__Job__: Check each line of the records for "XIII"; collect those that have it.

--- Data shown ---

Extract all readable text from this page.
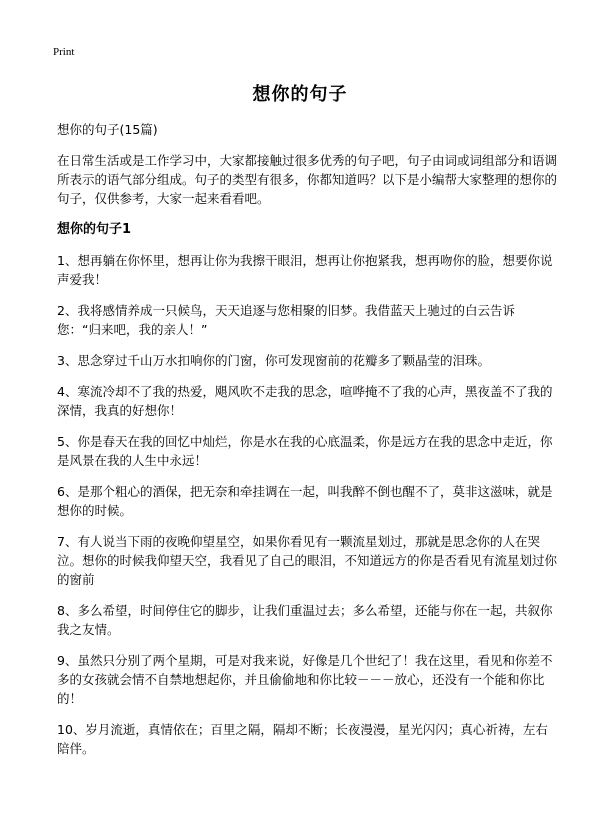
Print
想你的句子

想你的句子(15篇)

在日常生活或是工作学习中，大家都接触过很多优秀的句子吧，句子由词或词组部分和语调所表示的语气部分组成。句子的类型有很多，你都知道吗？以下是小编帮大家整理的想你的句子，仅供参考，大家一起来看看吧。

想你的句子1

1、想再躺在你怀里，想再让你为我擦干眼泪，想再让你抱紧我，想再吻你的脸，想要你说声爱我！

2、我将感情养成一只候鸟，天天追逐与您相聚的旧梦。我借蓝天上驰过的白云告诉您：“归来吧，我的亲人！”

3、思念穿过千山万水扣响你的门窗，你可发现窗前的花瓣多了颗晶莹的泪珠。

4、寒流冷却不了我的热爱，飓风吹不走我的思念，喧哗掩不了我的心声，黑夜盖不了我的深情，我真的好想你！

5、你是春天在我的回忆中灿烂，你是水在我的心底温柔，你是远方在我的思念中走近，你是风景在我的人生中永远！

6、是那个粗心的酒保，把无奈和牵挂调在一起，叫我醉不倒也醒不了，莫非这滋味，就是想你的时候。

7、有人说当下雨的夜晚仰望星空，如果你看见有一颗流星划过，那就是思念你的人在哭泣。想你的时候我仰望天空，我看见了自己的眼泪，不知道远方的你是否看见有流星划过你的窗前

8、多么希望，时间停住它的脚步，让我们重温过去；多么希望，还能与你在一起，共叙你我之友情。

9、虽然只分别了两个星期，可是对我来说，好像是几个世纪了！我在这里，看见和你差不多的女孩就会情不自禁地想起你，并且偷偷地和你比较－－－放心，还没有一个能和你比的！

10、岁月流逝，真情依在；百里之隔，隔却不断；长夜漫漫，星光闪闪；真心祈祷，左右陪伴。
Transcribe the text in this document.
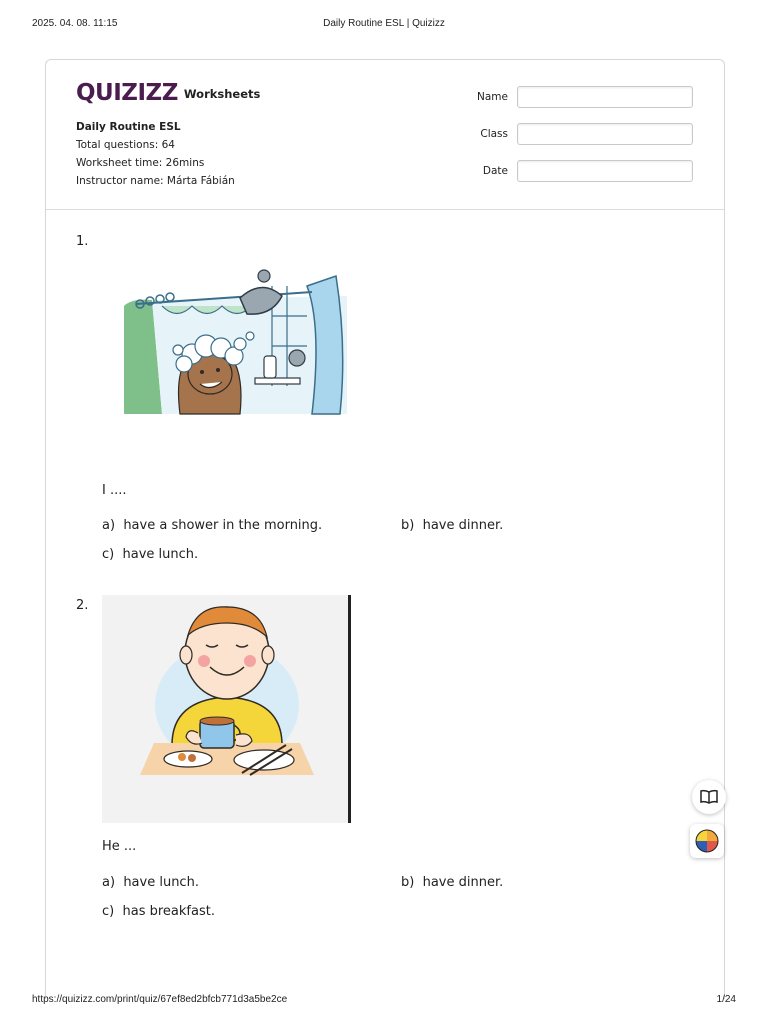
2025. 04. 08. 11:15	Daily Routine ESL | Quizizz
QUIZIZZ Worksheets
Daily Routine ESL
Total questions: 64
Worksheet time: 26mins
Instructor name: Márta Fábián
Name
Class
Date
1.
I ....
a) have a shower in the morning.	b) have dinner.
c) have lunch.
2.
He ...
a) have lunch.	b) have dinner.
c) has breakfast.
https://quizizz.com/print/quiz/67ef8ed2bfcb771d3a5be2ce	1/24
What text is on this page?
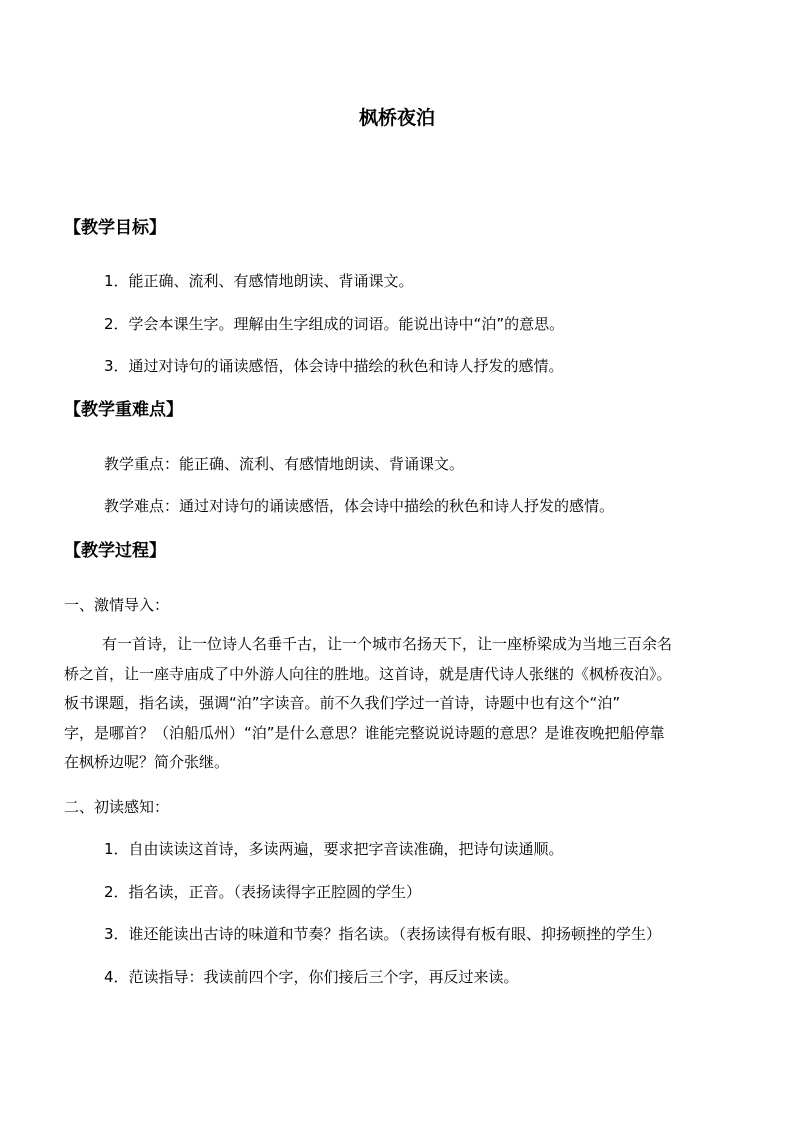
枫桥夜泊
【教学目标】
1．能正确、流利、有感情地朗读、背诵课文。
2．学会本课生字。理解由生字组成的词语。能说出诗中“泊”的意思。
3．通过对诗句的诵读感悟，体会诗中描绘的秋色和诗人抒发的感情。
【教学重难点】
教学重点：能正确、流利、有感情地朗读、背诵课文。
教学难点：通过对诗句的诵读感悟，体会诗中描绘的秋色和诗人抒发的感情。
【教学过程】
一、激情导入：
有一首诗，让一位诗人名垂千古，让一个城市名扬天下，让一座桥梁成为当地三百余名
桥之首，让一座寺庙成了中外游人向往的胜地。这首诗，就是唐代诗人张继的《枫桥夜泊》。
板书课题，指名读，强调“泊”字读音。前不久我们学过一首诗，诗题中也有这个“泊”
字，是哪首？（泊船瓜州）“泊”是什么意思？谁能完整说说诗题的意思？是谁夜晚把船停靠
在枫桥边呢？简介张继。
二、初读感知：
1．自由读读这首诗，多读两遍，要求把字音读准确，把诗句读通顺。
2．指名读，正音。（表扬读得字正腔圆的学生）
3．谁还能读出古诗的味道和节奏？指名读。（表扬读得有板有眼、抑扬顿挫的学生）
4．范读指导：我读前四个字，你们接后三个字，再反过来读。
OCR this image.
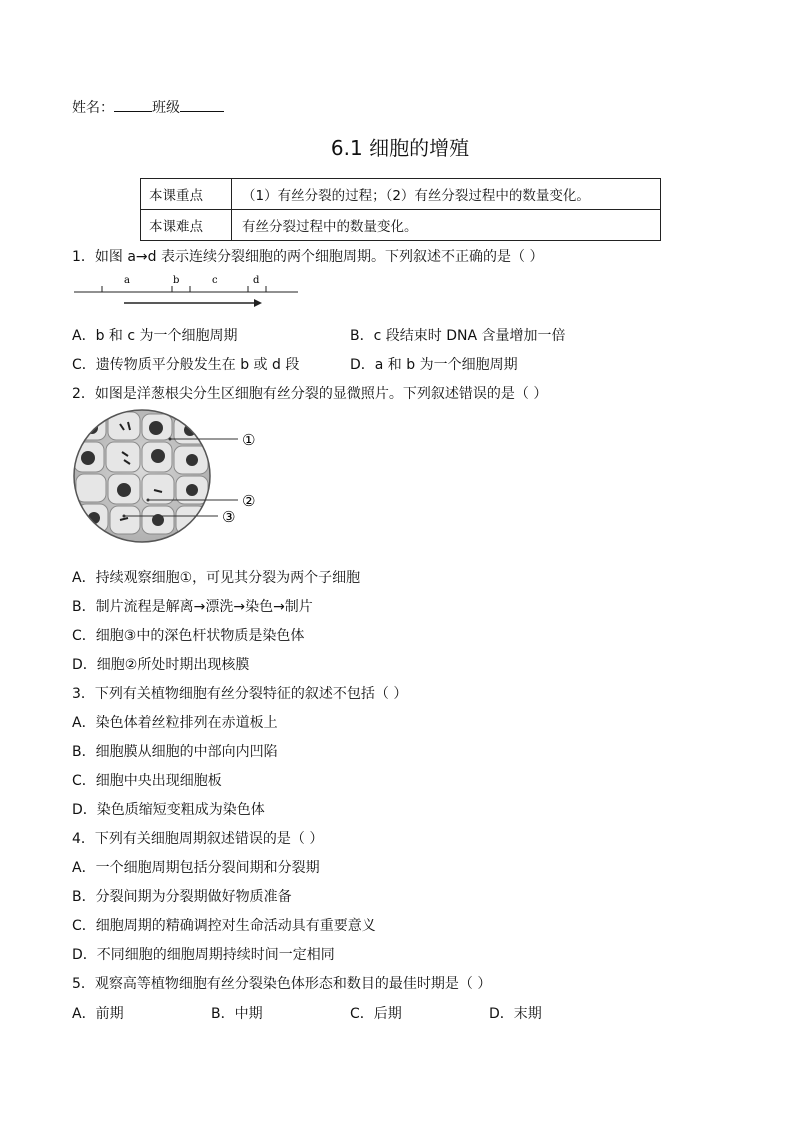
姓名：	班级
6.1 细胞的增殖
本课重点	（1）有丝分裂的过程；（2）有丝分裂过程中的数量变化。
本课难点	有丝分裂过程中的数量变化。
1．如图 a→d 表示连续分裂细胞的两个细胞周期。下列叙述不正确的是（ ）
a	b	c	d
A．b 和 c 为一个细胞周期	B．c 段结束时 DNA 含量增加一倍
C．遗传物质平分般发生在 b 或 d 段	D．a 和 b 为一个细胞周期
2．如图是洋葱根尖分生区细胞有丝分裂的显微照片。下列叙述错误的是（ ）
①
②
③
A．持续观察细胞①，可见其分裂为两个子细胞
B．制片流程是解离→漂洗→染色→制片
C．细胞③中的深色杆状物质是染色体
D．细胞②所处时期出现核膜
3．下列有关植物细胞有丝分裂特征的叙述不包括（ ）
A．染色体着丝粒排列在赤道板上
B．细胞膜从细胞的中部向内凹陷
C．细胞中央出现细胞板
D．染色质缩短变粗成为染色体
4．下列有关细胞周期叙述错误的是（ ）
A．一个细胞周期包括分裂间期和分裂期
B．分裂间期为分裂期做好物质准备
C．细胞周期的精确调控对生命活动具有重要意义
D．不同细胞的细胞周期持续时间一定相同
5．观察高等植物细胞有丝分裂染色体形态和数目的最佳时期是（ ）
A．前期	B．中期	C．后期	D．末期
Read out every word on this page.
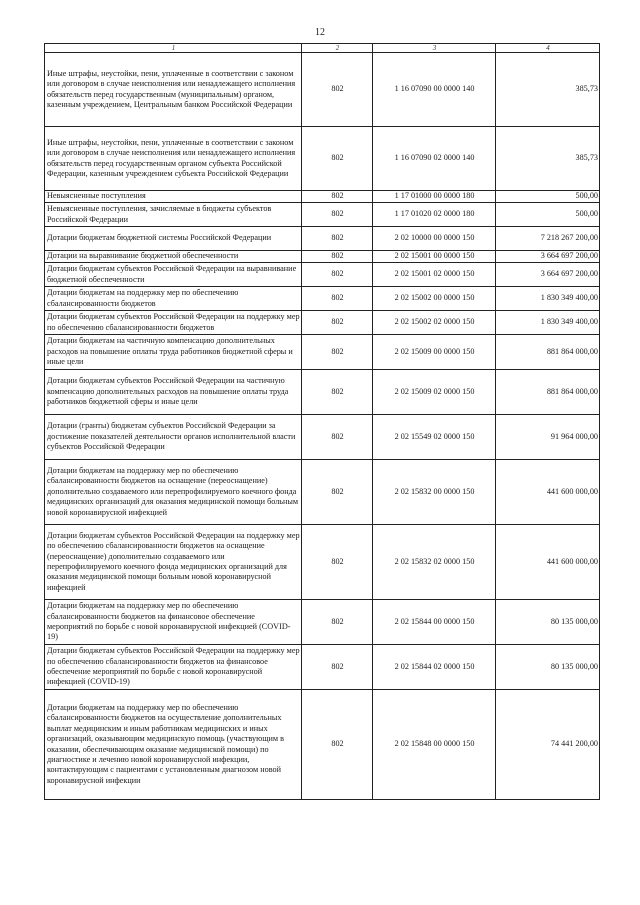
12
1	2	3	4
Иные штрафы, неустойки, пени, уплаченные в соответствии с законом или договором в случае неисполнения или ненадлежащего исполнения обязательств перед государственным (муниципальным) органом, казенным учреждением, Центральным банком Российской Федерации	802	1 16 07090 00 0000 140	385,73
Иные штрафы, неустойки, пени, уплаченные в соответствии с законом или договором в случае неисполнения или ненадлежащего исполнения обязательств перед государственным органом субъекта Российской Федерации, казенным учреждением субъекта Российской Федерации	802	1 16 07090 02 0000 140	385,73
Невыясненные поступления	802	1 17 01000 00 0000 180	500,00
Невыясненные поступления, зачисляемые в бюджеты субъектов Российской Федерации	802	1 17 01020 02 0000 180	500,00
Дотации бюджетам бюджетной системы Российской Федерации	802	2 02 10000 00 0000 150	7 218 267 200,00
Дотации на выравнивание бюджетной обеспеченности	802	2 02 15001 00 0000 150	3 664 697 200,00
Дотации бюджетам субъектов Российской Федерации на выравнивание бюджетной обеспеченности	802	2 02 15001 02 0000 150	3 664 697 200,00
Дотации бюджетам на поддержку мер по обеспечению сбалансированности бюджетов	802	2 02 15002 00 0000 150	1 830 349 400,00
Дотации бюджетам субъектов Российской Федерации на поддержку мер по обеспечению сбалансированности бюджетов	802	2 02 15002 02 0000 150	1 830 349 400,00
Дотации бюджетам на частичную компенсацию дополнительных расходов на повышение оплаты труда работников бюджетной сферы и иные цели	802	2 02 15009 00 0000 150	881 864 000,00
Дотации бюджетам субъектов Российской Федерации на частичную компенсацию дополнительных расходов на повышение оплаты труда работников бюджетной сферы и иные цели	802	2 02 15009 02 0000 150	881 864 000,00
Дотации (гранты) бюджетам субъектов Российской Федерации за достижение показателей деятельности органов исполнительной власти субъектов Российской Федерации	802	2 02 15549 02 0000 150	91 964 000,00
Дотации бюджетам на поддержку мер по обеспечению сбалансированности бюджетов на оснащение (переоснащение) дополнительно создаваемого или перепрофилируемого коечного фонда медицинских организаций для оказания медицинской помощи больным новой коронавирусной инфекцией	802	2 02 15832 00 0000 150	441 600 000,00
Дотации бюджетам субъектов Российской Федерации на поддержку мер по обеспечению сбалансированности бюджетов на оснащение (переоснащение) дополнительно создаваемого или перепрофилируемого коечного фонда медицинских организаций для оказания медицинской помощи больным новой коронавирусной инфекцией	802	2 02 15832 02 0000 150	441 600 000,00
Дотации бюджетам на поддержку мер по обеспечению сбалансированности бюджетов на финансовое обеспечение мероприятий по борьбе с новой коронавирусной инфекцией (COVID-19)	802	2 02 15844 00 0000 150	80 135 000,00
Дотации бюджетам субъектов Российской Федерации на поддержку мер по обеспечению сбалансированности бюджетов на финансовое обеспечение мероприятий по борьбе с новой коронавирусной инфекцией (COVID-19)	802	2 02 15844 02 0000 150	80 135 000,00
Дотации бюджетам на поддержку мер по обеспечению сбалансированности бюджетов на осуществление дополнительных выплат медицинским и иным работникам медицинских и иных организаций, оказывающим медицинскую помощь (участвующим в оказании, обеспечивающим оказание медицинской помощи) по диагностике и лечению новой коронавирусной инфекции, контактирующим с пациентами с установленным диагнозом новой коронавирусной инфекции	802	2 02 15848 00 0000 150	74 441 200,00
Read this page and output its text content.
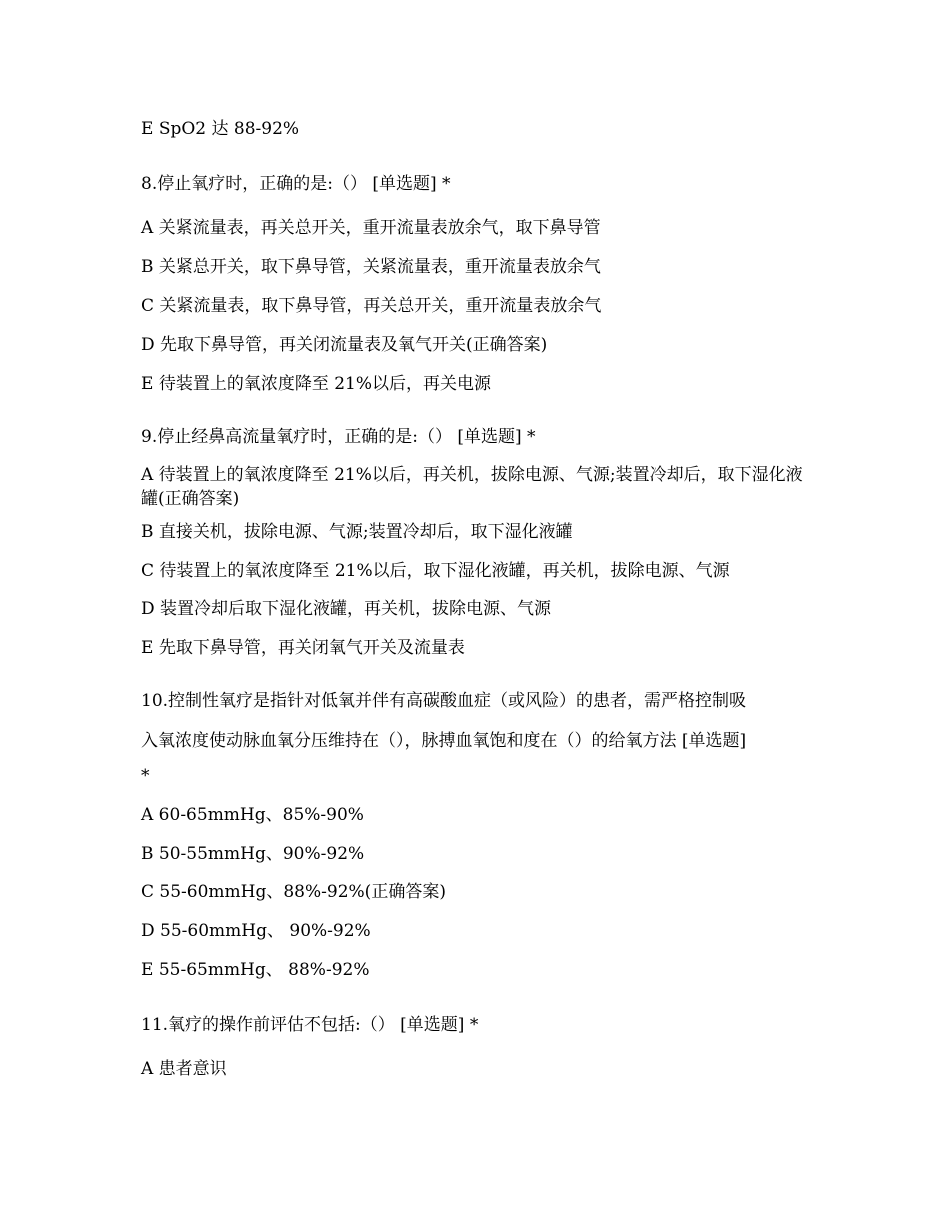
E SpO2 达 88-92%

8.停止氧疗时，正确的是:（） [单选题] *

A 关紧流量表，再关总开关，重开流量表放余气，取下鼻导管

B 关紧总开关，取下鼻导管，关紧流量表，重开流量表放余气

C 关紧流量表，取下鼻导管，再关总开关，重开流量表放余气

D 先取下鼻导管，再关闭流量表及氧气开关(正确答案)

E 待装置上的氧浓度降至 21%以后，再关电源

9.停止经鼻高流量氧疗时，正确的是:（） [单选题] *

A 待装置上的氧浓度降至 21%以后，再关机，拔除电源、气源;装置冷却后，取下湿化液罐(正确答案)

B 直接关机，拔除电源、气源;装置冷却后，取下湿化液罐

C 待装置上的氧浓度降至 21%以后，取下湿化液罐，再关机，拔除电源、气源

D 装置冷却后取下湿化液罐，再关机，拔除电源、气源

E 先取下鼻导管，再关闭氧气开关及流量表

10.控制性氧疗是指针对低氧并伴有高碳酸血症（或风险）的患者，需严格控制吸

入氧浓度使动脉血氧分压维持在（），脉搏血氧饱和度在（）的给氧方法 [单选题]

*

A 60-65mmHg、85%-90%

B 50-55mmHg、90%-92%

C 55-60mmHg、88%-92%(正确答案)

D 55-60mmHg、 90%-92%

E 55-65mmHg、 88%-92%

11.氧疗的操作前评估不包括:（） [单选题] *

A 患者意识
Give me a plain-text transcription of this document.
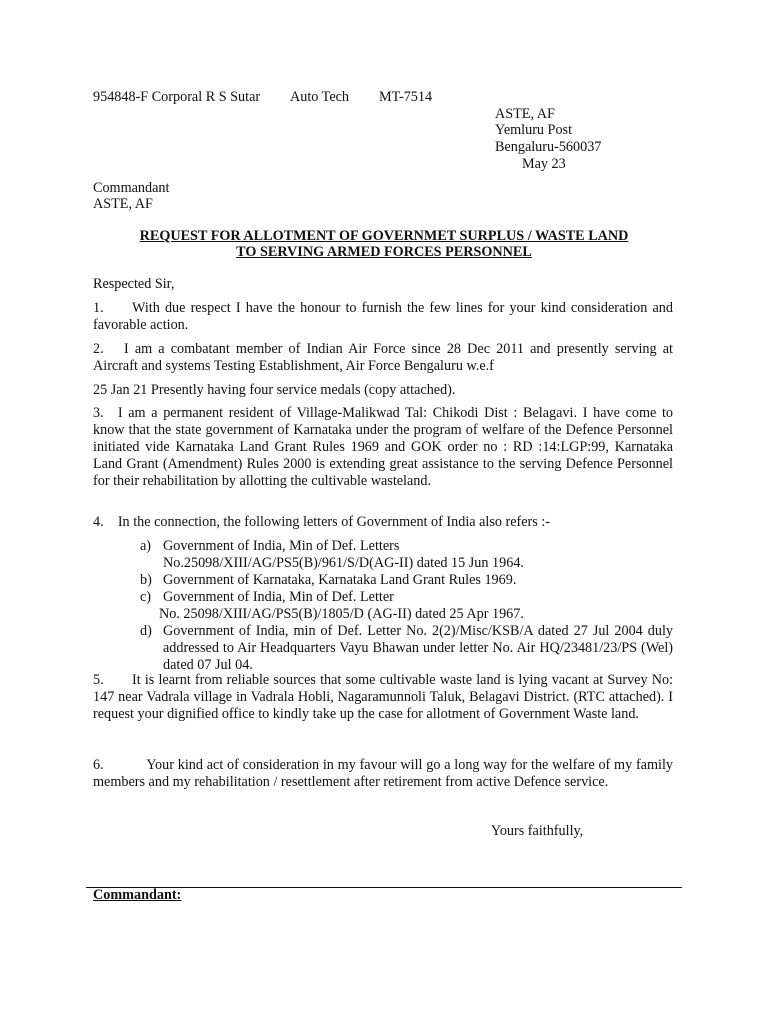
954848-F Corporal R S Sutar Auto Tech MT-7514
ASTE, AF
Yemluru Post
Bengaluru-560037
May 23
Commandant
ASTE, AF
REQUEST FOR ALLOTMENT OF GOVERNMET SURPLUS / WASTE LAND
TO SERVING ARMED FORCES PERSONNEL
Respected Sir,
1.  With due respect I have the honour to furnish the few lines for your kind consideration and favorable action.
2.  I am a combatant member of Indian Air Force since 28 Dec 2011 and presently serving at Aircraft and systems Testing Establishment, Air Force Bengaluru w.e.f
25 Jan 21 Presently having four service medals (copy attached).
3. I am a permanent resident of Village-Malikwad Tal: Chikodi Dist : Belagavi. I have come to know that the state government of Karnataka under the program of welfare of the Defence Personnel initiated vide Karnataka Land Grant Rules 1969 and GOK order no : RD :14:LGP:99, Karnataka Land Grant (Amendment) Rules 2000 is extending great assistance to the serving Defence Personnel for their rehabilitation by allotting the cultivable wasteland.
4. In the connection, the following letters of Government of India also refers :-
a) Government of India, Min of Def. Letters
No.25098/XIII/AG/PS5(B)/961/S/D(AG-II) dated 15 Jun 1964.
b) Government of Karnataka, Karnataka Land Grant Rules 1969.
c) Government of India, Min of Def. Letter
No. 25098/XIII/AG/PS5(B)/1805/D (AG-II) dated 25 Apr 1967.
d) Government of India, min of Def. Letter No. 2(2)/Misc/KSB/A dated 27 Jul 2004 duly addressed to Air Headquarters Vayu Bhawan under letter No. Air HQ/23481/23/PS (Wel) dated 07 Jul 04.
5.  It is learnt from reliable sources that some cultivable waste land is lying vacant at Survey No: 147 near Vadrala village in Vadrala Hobli, Nagaramunnoli Taluk, Belagavi District. (RTC attached). I request your dignified office to kindly take up the case for allotment of Government Waste land.
6.   Your kind act of consideration in my favour will go a long way for the welfare of my family members and my rehabilitation / resettlement after retirement from active Defence service.
Yours faithfully,
Commandant:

---

__Task result__:
No.25098/XIII/AG/PS5(B)/961/S/D(AG-II) dated 15 Jun 1964.
No. 25098/XIII/AG/PS5(B)/1805/D (AG-II) dated 25 Apr 1967.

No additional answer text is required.